» Travail demandé
- A) Imprimez sans aucune modification tout le passage de l'article sur la crise énergétique qui va de «Le futur, c’est» jusqu'à «perdu la mémoire?».
- B) Poursuivez l'article sur l'exposition consacrée à la crise énergétique en reprenant juste après sa dernière phrase.

» Texte fourni
───

Le futur, c’est le passé

Écrit par Patrice-Hans Perrier, La Grande Époque - Montréal
26.11.2007

 

  • La maison de Steve Baer(攝影: / 大紀元)

Une exposition au Centre Canadien d’Architecture fait le point sur la crise énergétique 

La crise anticipée des réserves d’énergies fossiles et le réchauffement de la planète nous mettent en face d’une situation aux conséquences inextricables. Nous ne pouvons plus poursuivre notre fuite en avant sur le mode de la consommation à outrance. Mais, «il n’y a rien de neuf sous le soleil», pourrait-on dire, puisque la crise pétrolière de 1973 nous avait déjà prévenus de la suite des choses… aurions-nous perdu la mémoire?

C’est un peu la question que se pose Mirko Zardini, le directeur du Centre Canadien d’Architecture (CCA) et le commissaire de l’exposition intitulée «1973 : Désolé, plus d’essence». Cette exposition coup de poing risque fort de faire courir beaucoup de monde à Montréal, et c’est tant mieux. Pour une fois qu’un musée se préoccupe de mettre en relation la recherche dans le domaine de l’architecture et de l’urbanisme avec les limites énergétiques qui confrontent nos modèles de développement. L’exposition se poursuit au moment de mettre sous presse et tout semble indiquer qu’elle marquera de nouveaux jalons dans le monde muséal.

───

» Données présentées

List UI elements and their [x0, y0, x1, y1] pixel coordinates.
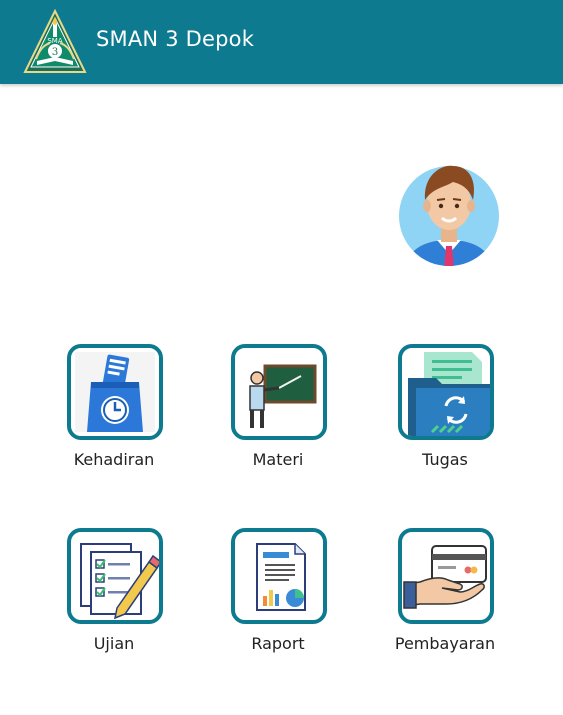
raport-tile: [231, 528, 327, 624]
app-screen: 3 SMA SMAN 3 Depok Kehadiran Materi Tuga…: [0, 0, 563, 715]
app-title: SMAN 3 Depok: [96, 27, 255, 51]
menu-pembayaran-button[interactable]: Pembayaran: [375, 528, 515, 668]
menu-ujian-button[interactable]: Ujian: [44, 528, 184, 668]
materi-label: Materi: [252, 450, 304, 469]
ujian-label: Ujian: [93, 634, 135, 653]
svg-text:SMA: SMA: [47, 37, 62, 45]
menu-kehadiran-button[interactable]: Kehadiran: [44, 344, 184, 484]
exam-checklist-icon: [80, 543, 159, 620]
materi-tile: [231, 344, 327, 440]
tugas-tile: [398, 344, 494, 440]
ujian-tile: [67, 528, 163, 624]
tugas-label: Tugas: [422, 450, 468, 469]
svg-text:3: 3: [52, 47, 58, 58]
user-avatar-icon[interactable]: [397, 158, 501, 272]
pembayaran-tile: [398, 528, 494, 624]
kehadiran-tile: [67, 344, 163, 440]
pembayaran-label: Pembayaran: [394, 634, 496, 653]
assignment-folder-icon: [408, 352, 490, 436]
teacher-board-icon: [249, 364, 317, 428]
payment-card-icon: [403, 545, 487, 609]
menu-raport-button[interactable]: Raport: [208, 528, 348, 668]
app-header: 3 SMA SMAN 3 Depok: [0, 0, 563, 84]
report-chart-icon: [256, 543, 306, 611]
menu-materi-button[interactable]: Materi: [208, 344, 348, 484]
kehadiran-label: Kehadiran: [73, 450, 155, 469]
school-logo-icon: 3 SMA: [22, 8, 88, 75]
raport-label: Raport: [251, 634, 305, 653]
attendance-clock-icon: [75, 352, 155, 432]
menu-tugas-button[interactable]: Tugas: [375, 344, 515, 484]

───

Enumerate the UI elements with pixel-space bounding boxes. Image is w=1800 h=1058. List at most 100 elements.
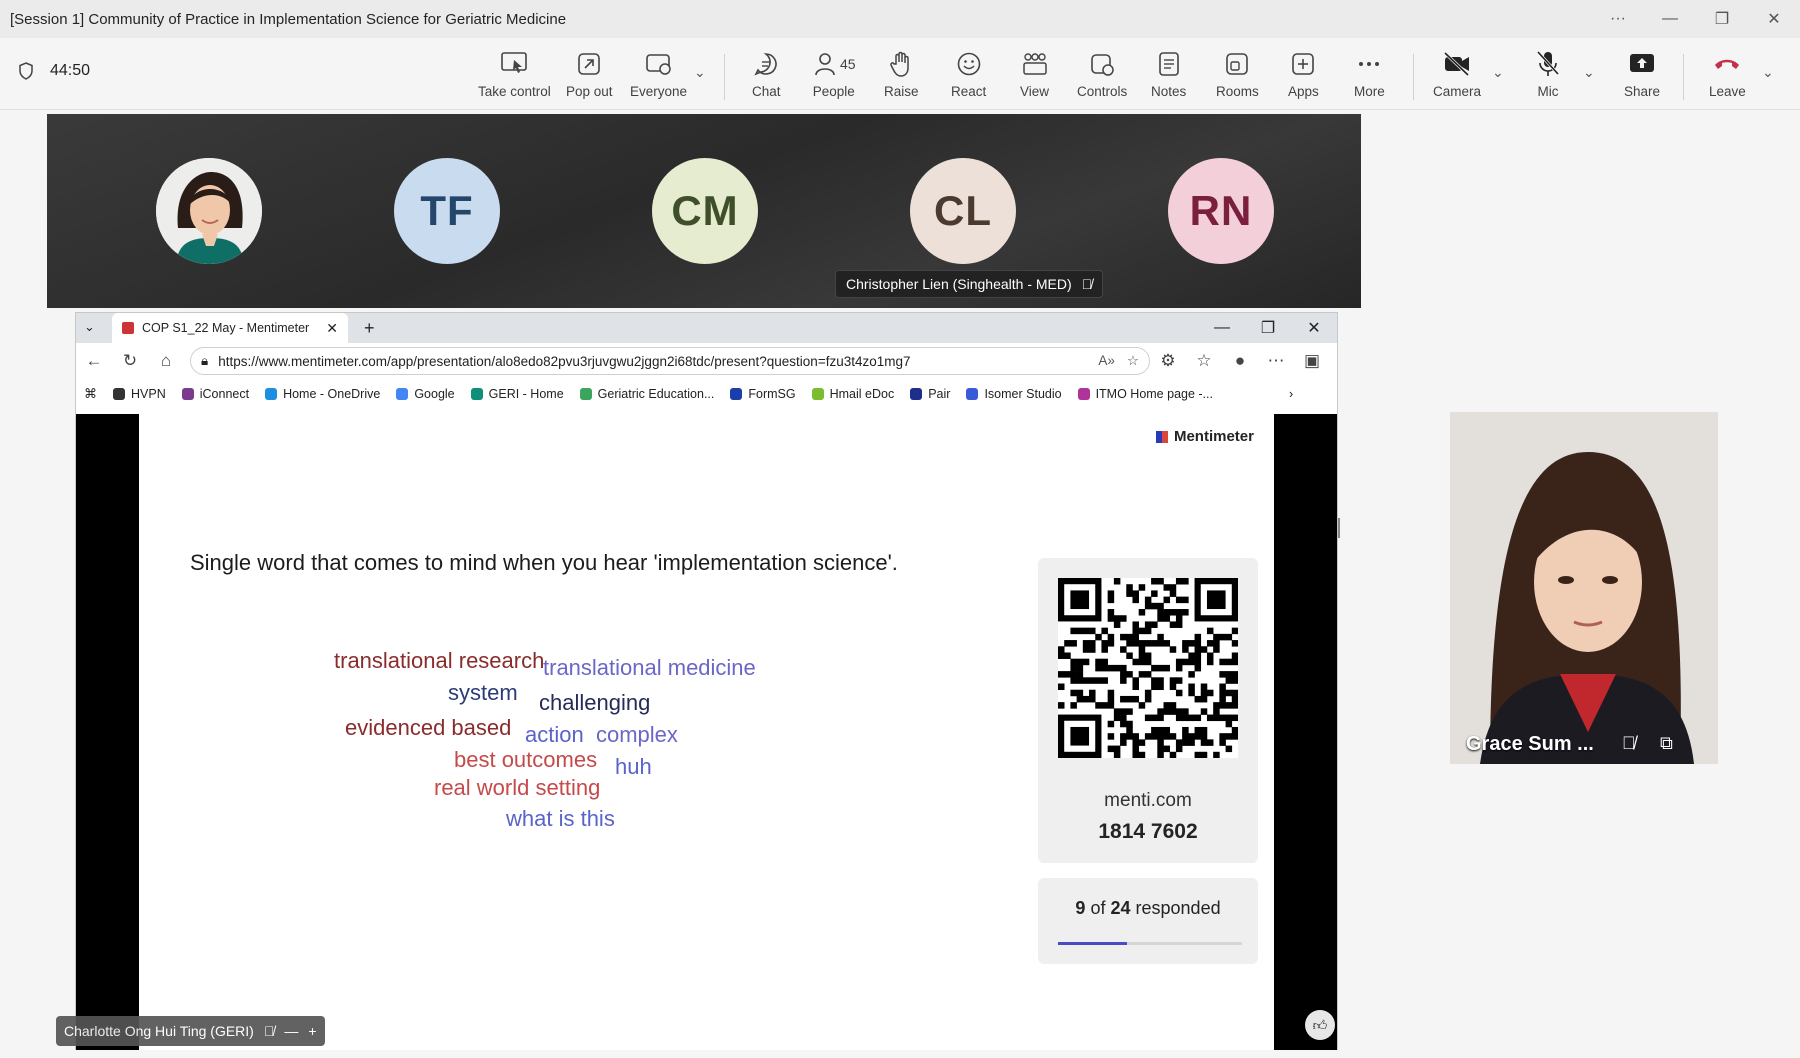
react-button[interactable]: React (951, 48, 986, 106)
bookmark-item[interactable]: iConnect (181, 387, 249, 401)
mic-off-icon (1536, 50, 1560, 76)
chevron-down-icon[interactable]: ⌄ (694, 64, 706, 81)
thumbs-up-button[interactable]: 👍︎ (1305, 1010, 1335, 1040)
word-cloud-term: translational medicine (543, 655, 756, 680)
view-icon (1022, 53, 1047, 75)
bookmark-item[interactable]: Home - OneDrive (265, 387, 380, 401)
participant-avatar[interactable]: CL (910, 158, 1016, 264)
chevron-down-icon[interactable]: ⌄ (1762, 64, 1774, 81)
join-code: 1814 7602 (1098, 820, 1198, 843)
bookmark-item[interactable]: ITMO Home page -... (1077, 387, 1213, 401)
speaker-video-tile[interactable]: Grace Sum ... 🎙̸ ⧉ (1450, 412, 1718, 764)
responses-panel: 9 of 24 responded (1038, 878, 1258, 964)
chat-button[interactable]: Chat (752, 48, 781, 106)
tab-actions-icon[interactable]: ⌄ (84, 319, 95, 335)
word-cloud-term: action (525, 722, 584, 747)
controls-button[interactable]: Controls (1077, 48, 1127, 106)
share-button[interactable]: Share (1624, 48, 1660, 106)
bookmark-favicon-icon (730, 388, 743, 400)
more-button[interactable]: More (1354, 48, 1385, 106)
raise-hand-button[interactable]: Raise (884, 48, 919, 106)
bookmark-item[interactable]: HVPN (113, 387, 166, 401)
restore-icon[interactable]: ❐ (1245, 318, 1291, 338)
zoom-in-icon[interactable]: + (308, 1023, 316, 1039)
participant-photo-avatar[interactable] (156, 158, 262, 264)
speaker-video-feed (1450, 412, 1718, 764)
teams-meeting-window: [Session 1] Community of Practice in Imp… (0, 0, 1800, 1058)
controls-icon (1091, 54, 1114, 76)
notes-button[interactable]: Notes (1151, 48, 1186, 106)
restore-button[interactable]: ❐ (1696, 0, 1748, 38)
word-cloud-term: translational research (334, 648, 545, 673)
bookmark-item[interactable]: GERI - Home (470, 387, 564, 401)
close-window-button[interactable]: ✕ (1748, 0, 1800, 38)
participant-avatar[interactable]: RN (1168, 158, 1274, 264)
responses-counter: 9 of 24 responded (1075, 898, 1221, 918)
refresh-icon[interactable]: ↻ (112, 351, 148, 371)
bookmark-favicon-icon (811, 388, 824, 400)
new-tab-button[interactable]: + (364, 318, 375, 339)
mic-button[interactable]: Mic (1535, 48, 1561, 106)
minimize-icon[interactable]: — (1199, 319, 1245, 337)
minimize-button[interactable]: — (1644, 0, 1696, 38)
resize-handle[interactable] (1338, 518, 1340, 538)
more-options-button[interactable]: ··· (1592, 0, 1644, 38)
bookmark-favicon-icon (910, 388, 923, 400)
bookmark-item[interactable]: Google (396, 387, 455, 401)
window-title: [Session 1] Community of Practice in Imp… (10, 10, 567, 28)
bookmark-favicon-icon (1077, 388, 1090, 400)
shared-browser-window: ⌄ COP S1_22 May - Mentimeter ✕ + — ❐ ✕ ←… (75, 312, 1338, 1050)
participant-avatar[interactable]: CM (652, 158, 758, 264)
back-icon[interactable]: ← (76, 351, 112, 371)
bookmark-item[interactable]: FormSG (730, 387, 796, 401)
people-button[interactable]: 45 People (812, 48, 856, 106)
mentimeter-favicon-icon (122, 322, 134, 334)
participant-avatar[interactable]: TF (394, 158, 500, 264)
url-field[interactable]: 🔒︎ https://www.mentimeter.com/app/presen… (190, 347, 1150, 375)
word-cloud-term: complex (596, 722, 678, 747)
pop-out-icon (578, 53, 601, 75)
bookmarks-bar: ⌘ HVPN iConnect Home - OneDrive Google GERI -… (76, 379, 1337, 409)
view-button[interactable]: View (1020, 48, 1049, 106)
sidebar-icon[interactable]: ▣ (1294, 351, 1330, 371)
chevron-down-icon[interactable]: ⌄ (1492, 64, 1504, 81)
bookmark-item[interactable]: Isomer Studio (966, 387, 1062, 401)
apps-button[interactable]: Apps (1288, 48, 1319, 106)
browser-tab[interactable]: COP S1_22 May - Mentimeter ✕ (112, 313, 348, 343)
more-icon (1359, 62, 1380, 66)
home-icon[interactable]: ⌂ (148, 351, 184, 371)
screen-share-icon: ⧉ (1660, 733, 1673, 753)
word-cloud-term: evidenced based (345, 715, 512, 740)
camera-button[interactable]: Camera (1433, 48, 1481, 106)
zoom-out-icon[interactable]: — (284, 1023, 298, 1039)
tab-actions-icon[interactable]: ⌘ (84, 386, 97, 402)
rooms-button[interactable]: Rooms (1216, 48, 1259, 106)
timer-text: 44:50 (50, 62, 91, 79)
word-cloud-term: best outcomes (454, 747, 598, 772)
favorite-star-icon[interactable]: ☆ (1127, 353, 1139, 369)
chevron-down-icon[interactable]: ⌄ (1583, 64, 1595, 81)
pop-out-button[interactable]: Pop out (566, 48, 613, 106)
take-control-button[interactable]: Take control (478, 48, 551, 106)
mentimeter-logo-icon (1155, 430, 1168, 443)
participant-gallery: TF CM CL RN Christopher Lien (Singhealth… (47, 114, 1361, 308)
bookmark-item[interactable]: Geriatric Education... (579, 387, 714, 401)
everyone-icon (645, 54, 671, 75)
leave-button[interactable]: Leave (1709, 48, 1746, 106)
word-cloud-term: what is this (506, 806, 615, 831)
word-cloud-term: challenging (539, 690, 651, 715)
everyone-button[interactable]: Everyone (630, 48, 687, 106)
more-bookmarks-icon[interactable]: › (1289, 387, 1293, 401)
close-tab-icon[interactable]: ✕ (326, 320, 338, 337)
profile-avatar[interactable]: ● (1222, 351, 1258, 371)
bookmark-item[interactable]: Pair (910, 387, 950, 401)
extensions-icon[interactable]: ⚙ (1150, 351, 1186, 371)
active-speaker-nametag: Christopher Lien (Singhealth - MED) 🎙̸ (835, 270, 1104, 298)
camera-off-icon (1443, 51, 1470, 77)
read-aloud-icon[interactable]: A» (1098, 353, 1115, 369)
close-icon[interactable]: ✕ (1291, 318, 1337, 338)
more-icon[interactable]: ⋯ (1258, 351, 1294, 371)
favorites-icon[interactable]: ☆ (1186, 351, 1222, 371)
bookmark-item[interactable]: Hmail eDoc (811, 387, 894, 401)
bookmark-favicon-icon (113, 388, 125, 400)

───

» Réponses dans l'ordre
- A)
Le futur, c’est le passé

Écrit par Patrice-Hans Perrier, La Grande Époque - Montréal
26.11.2007

 

  • La maison de Steve Baer(攝影: / 大紀元)

Une exposition au Centre Canadien d’Architecture fait le point sur la crise énergétique 

La crise anticipée des réserves d’énergies fossiles et le réchauffement de la planète nous mettent en face d’une situation aux conséquences inextricables. Nous ne pouvons plus poursuivre notre fuite en avant sur le mode de la consommation à outrance. Mais, «il n’y a rien de neuf sous le soleil», pourrait-on dire, puisque la crise pétrolière de 1973 nous avait déjà prévenus de la suite des choses… aurions-nous perdu la mémoire?

- B)
La domination de l’économie sur la vie

Comme aime à le souligner Mirko Zardini, «il faut comparer le développement durable à la notion de décroissance ou de croissance zéro, qui souligne l’invraisemblance d’une croissance illimitée et la nécessité de débattre de la domination de l’économie sur la vie». C’est ainsi qu’il faudrait percevoir derrière la crise énergétique, bien plus qu’une raréfaction des combustibles fossiles, la dérive d’un système de consommation qui a été érigé comme un étalon de mesure indiscutable. Et, tout le propos de cette exposition prend forme sur le mode d’une vaste réflexion à propos des limites de nos modèles de développement depuis l’après-guerre de 1945.

À la logique du «développement soutenu», du boum économique des années 1950, s’oppose désormais celle du développement durable, notion ambiguë s’il en ait. En effet, cette notion à la mode nous est souvent présentée comme une panacée contemporaine qui serait susceptible de résoudre nos problèmes énergétiques et environnementaux sans se poser la question des finalités de notre système de production. Ainsi donc, toujours selon M. Zardini, «le développement durable semble [être] une variation sur les mêmes principes» que cette fameuse «prospérité universelle» que nous promettait Harry Truman, le président des États-Unis en 1949.

Aurons-nous le temps de trouver de nouvelles sources d’énergie alternatives? Y aura-t-il encore assez de matière à recycler dans les prochaines décennies? Où logeront les 9 milliards d’êtres humains qui peupleront la terre en 2300, selon une projection médiane tirée d’un nouveau rapport de l’ONU? Bref, pourrons-nous poursuivre notre fuite en avant encore longtemps?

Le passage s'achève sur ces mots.